● **READING TEXT**:

○ ○ ○ ○ ○

A data management head-scratcher: CHAIN taking 30+ seconds -- MIDRANGE-L

Greetings all--

A customer has documented long response times--over 30 seconds--when doing
a read-only CHAIN to an indexed (one key, 36 characters) file, "XXX", with
*IMMED maintenance and *AFTER journaling. The program waits and the
transaction is abandoned by the requestor. *ALL commitment control is not
active. No other apps use this file. The problem is chronic and
intermittent. The system is well-resourced with CPU, memory, and disk.

The program in question--ZED--is a web service acting as a wrapper for the
business app (providing price quotes) and about 50 instances are running
concurrently. Tens of thousands of transactions per day flow through this
app. File XXX has about 5 million records and about 200,000 deleted
records. The job log shows SQL7917, "Access plan not updated", when the
program initiates.

Here's the scenario:

1. At IPL, 50 instances of program ZED are initiated.
2. Each instance opens file XXX as a shared input file. Important fact:
at this point, XXX is not available for “exclusive use”.
3. An instance of ZED leaves its wait state and begins execution.
4. The program executes to the CHAIN to XXX.
5. The database engine—the query optimizer, to be specific—recognizes a
need to rebuild the access path for XXX. We are sure the file is XXX but
SQL7917 doesn't have any details.
6. The query optimizer updates the access path in memory but—and here’s
where there’s trouble in River City—it can’t update the access path
object. According to the second-level text on the error message, this
update requires exclusive access to XXX.
7. Why no exclusive access? Because XXX is open the other 49 copies of
ZED. It's cousin to the database "deadly embrace" design flaw.

My hypothesis is this: the query optimizer can't get exclusive use of the
file and can't update the file object with the updated (meaning the 200K
deleted entries are dropped) access path. The resulting wait for the CHAIN
to complete is caused by the database reading through those 200K+ deleted
entries in XXX's index. Because the first instance of ZED ties up the
file, the other 49 instances have the same issue and the access path
remains dirty.

○ ○ ○ ○ ○

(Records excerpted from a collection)
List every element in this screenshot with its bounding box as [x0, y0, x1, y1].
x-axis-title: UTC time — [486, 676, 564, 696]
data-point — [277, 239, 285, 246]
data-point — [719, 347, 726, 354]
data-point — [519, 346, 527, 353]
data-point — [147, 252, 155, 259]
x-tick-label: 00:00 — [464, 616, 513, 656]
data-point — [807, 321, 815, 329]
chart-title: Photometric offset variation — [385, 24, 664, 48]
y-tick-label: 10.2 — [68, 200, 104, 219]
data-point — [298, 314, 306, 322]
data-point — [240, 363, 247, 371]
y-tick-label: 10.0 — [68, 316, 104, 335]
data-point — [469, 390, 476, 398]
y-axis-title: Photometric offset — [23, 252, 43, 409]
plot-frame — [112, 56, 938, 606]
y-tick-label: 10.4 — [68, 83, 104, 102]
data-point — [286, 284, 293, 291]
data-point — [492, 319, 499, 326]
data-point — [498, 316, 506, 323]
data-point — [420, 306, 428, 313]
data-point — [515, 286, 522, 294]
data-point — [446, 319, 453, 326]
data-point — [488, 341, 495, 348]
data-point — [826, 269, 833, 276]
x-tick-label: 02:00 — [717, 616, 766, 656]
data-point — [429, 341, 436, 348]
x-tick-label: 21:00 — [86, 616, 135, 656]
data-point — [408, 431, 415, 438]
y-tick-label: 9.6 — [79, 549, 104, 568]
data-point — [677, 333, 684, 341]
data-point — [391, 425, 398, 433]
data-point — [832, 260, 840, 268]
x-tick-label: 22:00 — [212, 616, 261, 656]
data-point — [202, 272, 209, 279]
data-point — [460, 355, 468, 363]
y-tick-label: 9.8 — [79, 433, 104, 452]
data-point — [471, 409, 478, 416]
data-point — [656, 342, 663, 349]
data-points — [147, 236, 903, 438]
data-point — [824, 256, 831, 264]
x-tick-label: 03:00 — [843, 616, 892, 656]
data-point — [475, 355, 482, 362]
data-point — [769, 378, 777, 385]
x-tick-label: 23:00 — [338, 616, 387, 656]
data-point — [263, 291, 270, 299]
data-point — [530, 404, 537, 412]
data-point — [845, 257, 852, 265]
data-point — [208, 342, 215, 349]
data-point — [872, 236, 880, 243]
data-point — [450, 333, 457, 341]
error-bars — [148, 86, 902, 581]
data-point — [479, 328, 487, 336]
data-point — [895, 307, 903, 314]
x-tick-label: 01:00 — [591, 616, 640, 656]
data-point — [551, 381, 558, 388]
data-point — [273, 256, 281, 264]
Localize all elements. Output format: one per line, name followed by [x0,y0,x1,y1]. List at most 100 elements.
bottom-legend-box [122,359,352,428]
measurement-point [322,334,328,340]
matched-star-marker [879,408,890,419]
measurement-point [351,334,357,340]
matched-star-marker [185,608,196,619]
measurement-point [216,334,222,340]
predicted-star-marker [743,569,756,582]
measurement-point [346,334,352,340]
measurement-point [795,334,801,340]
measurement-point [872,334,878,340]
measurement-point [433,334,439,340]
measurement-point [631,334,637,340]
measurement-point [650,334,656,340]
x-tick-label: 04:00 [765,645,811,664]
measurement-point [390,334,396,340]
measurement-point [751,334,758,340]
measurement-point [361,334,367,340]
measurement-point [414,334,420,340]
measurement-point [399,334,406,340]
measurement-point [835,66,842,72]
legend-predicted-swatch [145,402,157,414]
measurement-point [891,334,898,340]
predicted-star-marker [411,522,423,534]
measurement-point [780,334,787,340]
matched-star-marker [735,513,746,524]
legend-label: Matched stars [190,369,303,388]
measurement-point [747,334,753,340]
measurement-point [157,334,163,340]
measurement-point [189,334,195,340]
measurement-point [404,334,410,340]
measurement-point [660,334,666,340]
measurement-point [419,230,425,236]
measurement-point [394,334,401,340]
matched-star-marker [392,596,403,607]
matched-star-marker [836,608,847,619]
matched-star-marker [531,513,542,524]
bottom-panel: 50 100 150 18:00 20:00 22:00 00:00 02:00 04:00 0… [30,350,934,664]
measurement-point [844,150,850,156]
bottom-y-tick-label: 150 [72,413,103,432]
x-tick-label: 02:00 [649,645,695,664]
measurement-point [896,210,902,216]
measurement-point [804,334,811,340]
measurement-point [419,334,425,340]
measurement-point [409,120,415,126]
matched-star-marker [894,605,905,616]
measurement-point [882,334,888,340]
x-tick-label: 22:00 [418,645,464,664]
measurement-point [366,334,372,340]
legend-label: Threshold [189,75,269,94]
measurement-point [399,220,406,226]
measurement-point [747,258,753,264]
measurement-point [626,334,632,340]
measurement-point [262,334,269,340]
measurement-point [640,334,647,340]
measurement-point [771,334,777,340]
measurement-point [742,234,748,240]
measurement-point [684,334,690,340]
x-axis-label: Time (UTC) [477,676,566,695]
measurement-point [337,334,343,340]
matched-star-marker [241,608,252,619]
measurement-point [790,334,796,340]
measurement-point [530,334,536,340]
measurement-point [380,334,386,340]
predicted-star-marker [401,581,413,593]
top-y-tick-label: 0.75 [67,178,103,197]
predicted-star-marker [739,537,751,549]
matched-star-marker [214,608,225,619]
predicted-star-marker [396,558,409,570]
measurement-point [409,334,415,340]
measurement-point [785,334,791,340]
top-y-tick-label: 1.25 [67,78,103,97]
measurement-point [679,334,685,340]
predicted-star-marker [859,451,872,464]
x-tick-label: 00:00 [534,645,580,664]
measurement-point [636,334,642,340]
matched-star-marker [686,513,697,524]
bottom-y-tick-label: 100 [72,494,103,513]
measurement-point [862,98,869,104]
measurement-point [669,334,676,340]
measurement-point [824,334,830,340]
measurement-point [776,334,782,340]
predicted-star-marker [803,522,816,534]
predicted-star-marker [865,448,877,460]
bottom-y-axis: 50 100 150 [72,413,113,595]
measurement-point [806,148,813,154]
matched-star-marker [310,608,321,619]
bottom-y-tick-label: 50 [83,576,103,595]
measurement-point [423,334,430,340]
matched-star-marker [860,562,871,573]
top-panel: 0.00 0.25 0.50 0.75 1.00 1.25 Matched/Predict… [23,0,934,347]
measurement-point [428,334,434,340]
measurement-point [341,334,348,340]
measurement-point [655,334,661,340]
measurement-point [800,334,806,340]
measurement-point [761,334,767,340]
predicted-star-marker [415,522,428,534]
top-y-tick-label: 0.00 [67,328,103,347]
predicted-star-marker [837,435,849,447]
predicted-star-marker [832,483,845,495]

○ ○ ○ ○ ○

● **DIRECTIVES**:
a. According to the forum post, why can't the query optimizer update the access path object for file XXX?
b. From the forum post, repeat the passage starting at "The program in" and ending at "CHAIN to XXX.".

● **REPLIES**:
a. The second-level text on the error message says the update requires exclusive access to XXX. That access isn't available because XXX is open by the other 49 copies of ZED, each of which opened it as a shared input file.

b.
The program in question--ZED--is a web service acting as a wrapper for the
business app (providing price quotes) and about 50 instances are running
concurrently. Tens of thousands of transactions per day flow through this
app. File XXX has about 5 million records and about 200,000 deleted
records. The job log shows SQL7917, "Access plan not updated", when the
program initiates.

Here's the scenario:

1. At IPL, 50 instances of program ZED are initiated.
2. Each instance opens file XXX as a shared input file. Important fact:
at this point, XXX is not available for “exclusive use”.
3. An instance of ZED leaves its wait state and begins execution.
4. The program executes to the CHAIN to XXX.